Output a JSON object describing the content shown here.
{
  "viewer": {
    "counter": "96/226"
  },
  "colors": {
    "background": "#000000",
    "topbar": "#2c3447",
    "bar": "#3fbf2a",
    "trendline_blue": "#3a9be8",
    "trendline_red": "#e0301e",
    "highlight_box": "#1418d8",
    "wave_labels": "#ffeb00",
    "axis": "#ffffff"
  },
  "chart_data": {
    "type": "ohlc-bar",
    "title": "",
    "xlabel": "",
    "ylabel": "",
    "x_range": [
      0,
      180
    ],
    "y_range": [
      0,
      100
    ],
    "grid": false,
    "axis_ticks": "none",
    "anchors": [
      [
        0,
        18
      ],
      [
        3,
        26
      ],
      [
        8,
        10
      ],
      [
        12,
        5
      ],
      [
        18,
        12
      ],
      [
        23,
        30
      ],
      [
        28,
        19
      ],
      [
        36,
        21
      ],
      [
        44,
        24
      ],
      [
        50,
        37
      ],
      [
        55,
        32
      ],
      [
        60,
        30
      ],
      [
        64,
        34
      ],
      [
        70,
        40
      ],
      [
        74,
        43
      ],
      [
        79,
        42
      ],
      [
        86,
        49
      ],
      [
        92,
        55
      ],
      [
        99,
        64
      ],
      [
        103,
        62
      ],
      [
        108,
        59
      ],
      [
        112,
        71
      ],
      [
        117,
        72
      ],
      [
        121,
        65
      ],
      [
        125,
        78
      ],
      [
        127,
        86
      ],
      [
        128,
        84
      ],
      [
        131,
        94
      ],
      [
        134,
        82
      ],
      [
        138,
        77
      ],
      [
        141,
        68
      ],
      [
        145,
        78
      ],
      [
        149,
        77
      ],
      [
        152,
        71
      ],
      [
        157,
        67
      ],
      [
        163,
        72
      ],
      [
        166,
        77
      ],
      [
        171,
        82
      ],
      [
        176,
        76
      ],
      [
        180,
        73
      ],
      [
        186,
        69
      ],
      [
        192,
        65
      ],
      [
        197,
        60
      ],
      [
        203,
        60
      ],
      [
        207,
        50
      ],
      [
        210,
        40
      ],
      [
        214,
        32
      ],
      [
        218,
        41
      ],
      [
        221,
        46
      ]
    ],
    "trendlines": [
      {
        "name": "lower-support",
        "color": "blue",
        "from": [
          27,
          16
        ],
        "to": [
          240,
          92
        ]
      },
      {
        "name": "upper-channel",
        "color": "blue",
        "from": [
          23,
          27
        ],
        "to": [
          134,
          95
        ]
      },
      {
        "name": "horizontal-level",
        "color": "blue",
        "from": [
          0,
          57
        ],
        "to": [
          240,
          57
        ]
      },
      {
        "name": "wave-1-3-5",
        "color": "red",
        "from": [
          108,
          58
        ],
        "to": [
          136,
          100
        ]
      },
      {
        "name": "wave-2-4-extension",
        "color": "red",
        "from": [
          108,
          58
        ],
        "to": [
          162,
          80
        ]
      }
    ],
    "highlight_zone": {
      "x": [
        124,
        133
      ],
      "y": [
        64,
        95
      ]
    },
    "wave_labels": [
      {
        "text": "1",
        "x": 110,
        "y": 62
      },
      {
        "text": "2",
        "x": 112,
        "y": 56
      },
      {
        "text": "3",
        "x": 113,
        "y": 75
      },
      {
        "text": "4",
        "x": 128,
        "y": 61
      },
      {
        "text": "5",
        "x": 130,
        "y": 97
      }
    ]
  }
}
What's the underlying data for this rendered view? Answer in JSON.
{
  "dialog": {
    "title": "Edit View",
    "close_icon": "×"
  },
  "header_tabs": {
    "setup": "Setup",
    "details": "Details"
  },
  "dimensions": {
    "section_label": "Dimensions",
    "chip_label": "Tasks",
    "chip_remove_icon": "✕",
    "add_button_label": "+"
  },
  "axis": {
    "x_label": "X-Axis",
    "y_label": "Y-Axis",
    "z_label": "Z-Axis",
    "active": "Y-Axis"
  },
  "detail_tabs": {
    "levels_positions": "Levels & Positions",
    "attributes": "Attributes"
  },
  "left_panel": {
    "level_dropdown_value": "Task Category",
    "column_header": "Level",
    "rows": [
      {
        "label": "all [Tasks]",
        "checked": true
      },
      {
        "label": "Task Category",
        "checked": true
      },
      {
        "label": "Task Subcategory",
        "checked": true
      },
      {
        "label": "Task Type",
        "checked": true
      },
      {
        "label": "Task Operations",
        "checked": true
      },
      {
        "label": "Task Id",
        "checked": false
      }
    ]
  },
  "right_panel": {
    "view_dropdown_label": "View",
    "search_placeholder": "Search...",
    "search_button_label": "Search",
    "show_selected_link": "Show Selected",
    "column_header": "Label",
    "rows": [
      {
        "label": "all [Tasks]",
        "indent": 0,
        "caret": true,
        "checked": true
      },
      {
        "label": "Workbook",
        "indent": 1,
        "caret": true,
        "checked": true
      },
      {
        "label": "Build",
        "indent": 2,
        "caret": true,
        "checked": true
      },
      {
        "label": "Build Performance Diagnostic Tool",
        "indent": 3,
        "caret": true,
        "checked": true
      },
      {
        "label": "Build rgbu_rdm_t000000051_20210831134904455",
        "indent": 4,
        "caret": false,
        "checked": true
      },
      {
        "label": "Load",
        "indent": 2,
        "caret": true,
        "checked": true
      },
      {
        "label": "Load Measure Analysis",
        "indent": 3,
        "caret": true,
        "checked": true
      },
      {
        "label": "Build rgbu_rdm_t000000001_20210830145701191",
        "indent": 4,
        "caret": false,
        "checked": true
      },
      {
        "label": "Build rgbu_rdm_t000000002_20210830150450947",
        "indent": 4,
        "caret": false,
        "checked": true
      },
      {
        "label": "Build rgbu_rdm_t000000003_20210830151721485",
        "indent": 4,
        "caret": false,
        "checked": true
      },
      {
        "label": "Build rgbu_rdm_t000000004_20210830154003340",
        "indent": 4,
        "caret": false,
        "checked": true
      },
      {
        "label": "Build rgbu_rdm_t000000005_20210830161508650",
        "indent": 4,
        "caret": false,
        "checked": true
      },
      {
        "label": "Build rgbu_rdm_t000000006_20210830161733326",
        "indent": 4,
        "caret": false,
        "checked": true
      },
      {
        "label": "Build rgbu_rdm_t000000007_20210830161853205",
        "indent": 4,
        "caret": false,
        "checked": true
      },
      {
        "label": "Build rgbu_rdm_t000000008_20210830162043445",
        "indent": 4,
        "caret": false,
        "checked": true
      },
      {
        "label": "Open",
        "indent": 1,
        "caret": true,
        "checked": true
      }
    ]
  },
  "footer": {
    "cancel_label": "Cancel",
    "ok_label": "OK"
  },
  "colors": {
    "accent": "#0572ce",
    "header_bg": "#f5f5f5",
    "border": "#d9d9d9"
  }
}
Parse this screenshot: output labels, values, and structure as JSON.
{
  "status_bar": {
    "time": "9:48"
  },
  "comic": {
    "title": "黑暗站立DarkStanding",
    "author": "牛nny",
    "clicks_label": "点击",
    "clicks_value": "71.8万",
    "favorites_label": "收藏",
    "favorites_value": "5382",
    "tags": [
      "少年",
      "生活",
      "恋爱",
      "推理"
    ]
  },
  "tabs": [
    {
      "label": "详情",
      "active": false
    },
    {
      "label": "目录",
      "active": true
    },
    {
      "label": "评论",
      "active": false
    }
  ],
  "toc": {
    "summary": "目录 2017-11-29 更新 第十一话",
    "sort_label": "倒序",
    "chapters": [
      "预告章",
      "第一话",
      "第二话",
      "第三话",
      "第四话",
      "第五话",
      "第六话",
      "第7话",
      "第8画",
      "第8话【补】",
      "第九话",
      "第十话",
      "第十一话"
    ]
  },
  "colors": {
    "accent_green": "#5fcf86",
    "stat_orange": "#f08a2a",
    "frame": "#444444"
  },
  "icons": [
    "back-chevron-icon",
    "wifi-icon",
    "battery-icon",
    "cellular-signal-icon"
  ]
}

☆ ☆ ☆

Written task: Gather, from the listing above, every line carrying the word "Build".

Written response:
        "label": "Build",
        "label": "Build Performance Diagnostic Tool",
        "label": "Build rgbu_rdm_t000000051_20210831134904455",
        "label": "Build rgbu_rdm_t000000001_20210830145701191",
        "label": "Build rgbu_rdm_t000000002_20210830150450947",
        "label": "Build rgbu_rdm_t000000003_20210830151721485",
        "label": "Build rgbu_rdm_t000000004_20210830154003340",
        "label": "Build rgbu_rdm_t000000005_20210830161508650",
        "label": "Build rgbu_rdm_t000000006_20210830161733326",
        "label": "Build rgbu_rdm_t000000007_20210830161853205",
        "label": "Build rgbu_rdm_t000000008_20210830162043445",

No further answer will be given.